Short exercise:
In the entries below, count every line containing "该句标点使用错误". Return the number and nothing else.

** Start of Information provided **

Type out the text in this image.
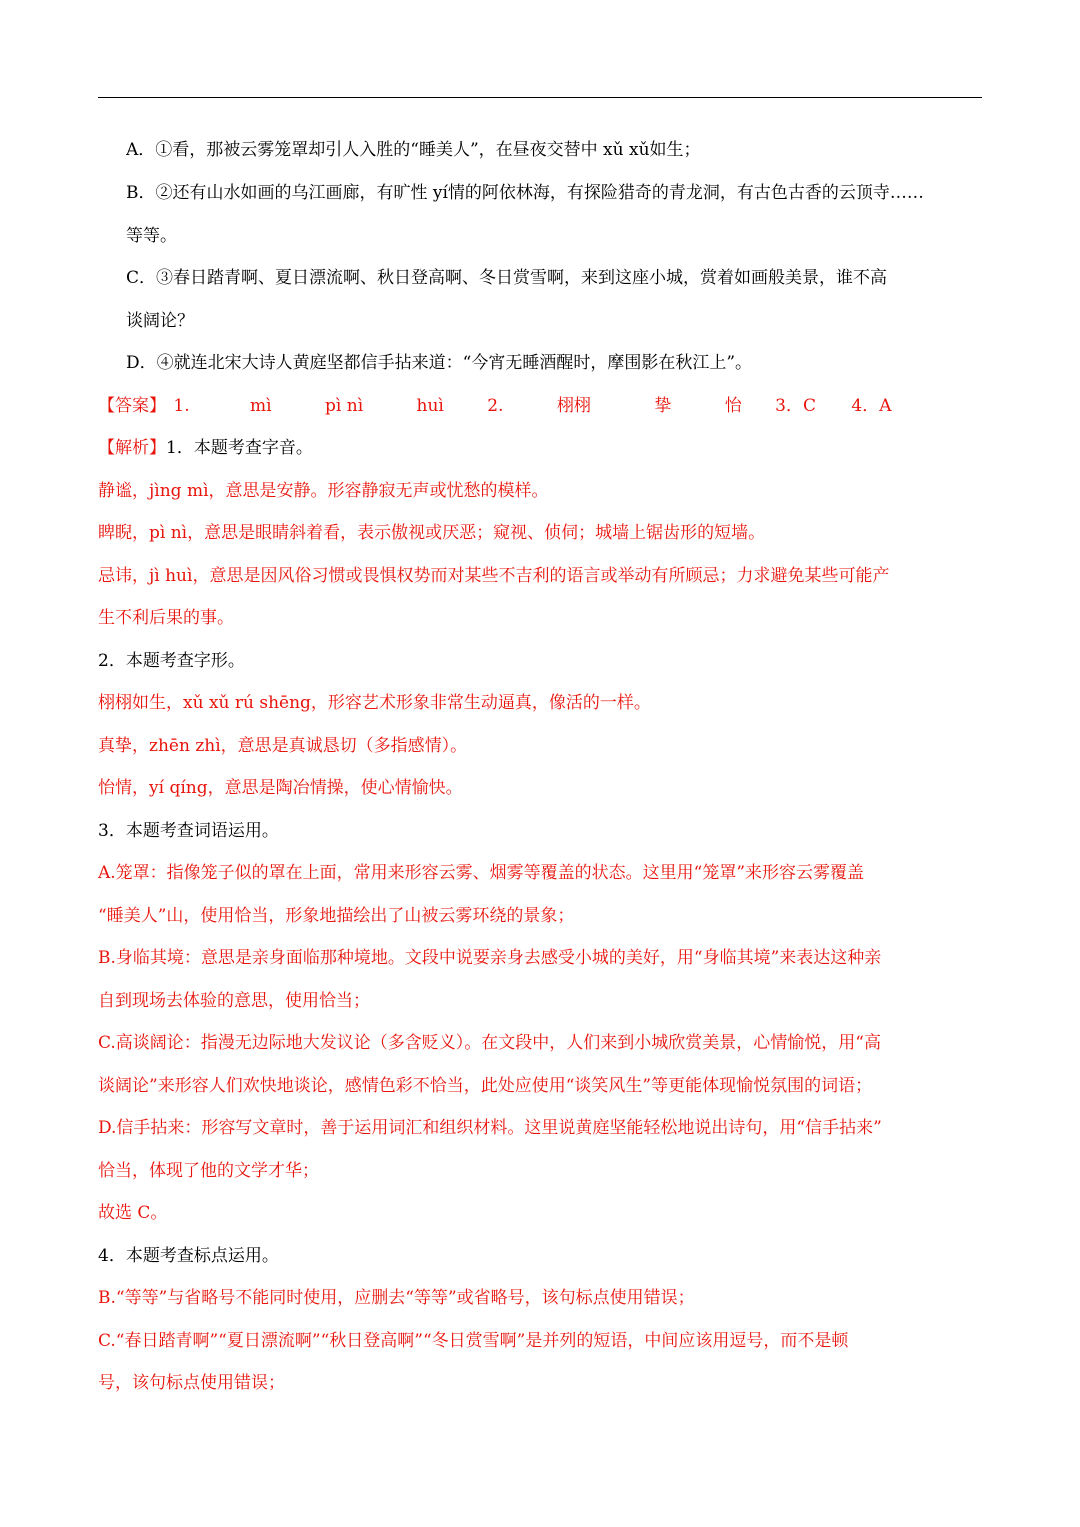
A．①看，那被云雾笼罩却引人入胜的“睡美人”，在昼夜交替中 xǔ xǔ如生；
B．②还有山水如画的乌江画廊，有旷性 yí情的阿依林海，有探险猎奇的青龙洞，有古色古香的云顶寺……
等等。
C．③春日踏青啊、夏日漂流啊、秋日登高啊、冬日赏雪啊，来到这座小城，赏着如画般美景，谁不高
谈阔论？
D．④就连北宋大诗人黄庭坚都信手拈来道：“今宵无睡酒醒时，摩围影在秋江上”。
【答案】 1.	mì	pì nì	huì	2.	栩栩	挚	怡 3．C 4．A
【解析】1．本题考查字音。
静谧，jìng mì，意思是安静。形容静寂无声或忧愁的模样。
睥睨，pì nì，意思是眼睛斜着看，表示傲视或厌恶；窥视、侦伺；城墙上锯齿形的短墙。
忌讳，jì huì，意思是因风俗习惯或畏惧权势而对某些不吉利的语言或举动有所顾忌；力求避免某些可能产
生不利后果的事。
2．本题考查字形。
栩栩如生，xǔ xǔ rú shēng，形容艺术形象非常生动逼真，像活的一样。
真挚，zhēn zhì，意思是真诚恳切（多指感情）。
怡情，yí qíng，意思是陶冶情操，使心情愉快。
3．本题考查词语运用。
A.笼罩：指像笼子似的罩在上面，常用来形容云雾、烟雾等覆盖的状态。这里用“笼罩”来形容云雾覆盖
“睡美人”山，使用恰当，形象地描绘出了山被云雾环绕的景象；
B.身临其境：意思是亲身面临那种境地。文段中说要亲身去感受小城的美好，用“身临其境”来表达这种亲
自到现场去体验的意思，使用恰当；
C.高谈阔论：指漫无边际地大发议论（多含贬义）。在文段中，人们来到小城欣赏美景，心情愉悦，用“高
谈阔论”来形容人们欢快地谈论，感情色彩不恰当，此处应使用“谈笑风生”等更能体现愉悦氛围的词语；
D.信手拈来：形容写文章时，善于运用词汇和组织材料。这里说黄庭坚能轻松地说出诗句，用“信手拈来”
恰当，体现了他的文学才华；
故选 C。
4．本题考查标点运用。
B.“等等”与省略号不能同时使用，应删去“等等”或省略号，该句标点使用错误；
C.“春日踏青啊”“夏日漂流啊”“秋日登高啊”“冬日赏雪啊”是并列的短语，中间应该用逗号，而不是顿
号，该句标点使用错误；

** End of Information provided **

Written answer:
2